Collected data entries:
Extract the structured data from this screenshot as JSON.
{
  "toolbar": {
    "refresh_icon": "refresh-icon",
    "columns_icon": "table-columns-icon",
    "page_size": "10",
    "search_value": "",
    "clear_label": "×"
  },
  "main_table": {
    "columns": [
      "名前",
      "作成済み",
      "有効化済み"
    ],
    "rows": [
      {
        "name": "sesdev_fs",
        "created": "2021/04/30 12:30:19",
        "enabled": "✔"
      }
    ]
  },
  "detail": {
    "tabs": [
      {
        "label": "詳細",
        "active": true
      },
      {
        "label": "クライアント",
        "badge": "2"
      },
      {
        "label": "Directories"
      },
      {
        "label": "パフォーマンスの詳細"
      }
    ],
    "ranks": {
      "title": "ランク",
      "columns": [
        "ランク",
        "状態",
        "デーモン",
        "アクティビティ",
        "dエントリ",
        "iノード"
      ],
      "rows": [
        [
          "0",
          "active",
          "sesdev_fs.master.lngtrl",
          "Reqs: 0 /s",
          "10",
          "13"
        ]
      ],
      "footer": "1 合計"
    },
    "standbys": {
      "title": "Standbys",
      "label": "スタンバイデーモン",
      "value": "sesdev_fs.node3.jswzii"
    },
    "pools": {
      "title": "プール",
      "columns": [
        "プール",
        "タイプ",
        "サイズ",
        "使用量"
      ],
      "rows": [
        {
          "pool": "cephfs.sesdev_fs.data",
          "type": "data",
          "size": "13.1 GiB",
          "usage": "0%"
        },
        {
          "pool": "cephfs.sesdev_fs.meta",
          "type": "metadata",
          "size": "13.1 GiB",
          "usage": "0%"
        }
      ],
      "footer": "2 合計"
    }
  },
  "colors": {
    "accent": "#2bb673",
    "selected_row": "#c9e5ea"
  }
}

— TASK BRIEF —
Output the entries exactly.

— TASK RESPONSE —
Extract the structured data from this screenshot as JSON.
{
  "toolbar": {
    "refresh_icon": "refresh-icon",
    "columns_icon": "table-columns-icon",
    "page_size": "10",
    "search_value": "",
    "clear_label": "×"
  },
  "main_table": {
    "columns": [
      "名前",
      "作成済み",
      "有効化済み"
    ],
    "rows": [
      {
        "name": "sesdev_fs",
        "created": "2021/04/30 12:30:19",
        "enabled": "✔"
      }
    ]
  },
  "detail": {
    "tabs": [
      {
        "label": "詳細",
        "active": true
      },
      {
        "label": "クライアント",
        "badge": "2"
      },
      {
        "label": "Directories"
      },
      {
        "label": "パフォーマンスの詳細"
      }
    ],
    "ranks": {
      "title": "ランク",
      "columns": [
        "ランク",
        "状態",
        "デーモン",
        "アクティビティ",
        "dエントリ",
        "iノード"
      ],
      "rows": [
        [
          "0",
          "active",
          "sesdev_fs.master.lngtrl",
          "Reqs: 0 /s",
          "10",
          "13"
        ]
      ],
      "footer": "1 合計"
    },
    "standbys": {
      "title": "Standbys",
      "label": "スタンバイデーモン",
      "value": "sesdev_fs.node3.jswzii"
    },
    "pools": {
      "title": "プール",
      "columns": [
        "プール",
        "タイプ",
        "サイズ",
        "使用量"
      ],
      "rows": [
        {
          "pool": "cephfs.sesdev_fs.data",
          "type": "data",
          "size": "13.1 GiB",
          "usage": "0%"
        },
        {
          "pool": "cephfs.sesdev_fs.meta",
          "type": "metadata",
          "size": "13.1 GiB",
          "usage": "0%"
        }
      ],
      "footer": "2 合計"
    }
  },
  "colors": {
    "accent": "#2bb673",
    "selected_row": "#c9e5ea"
  }
}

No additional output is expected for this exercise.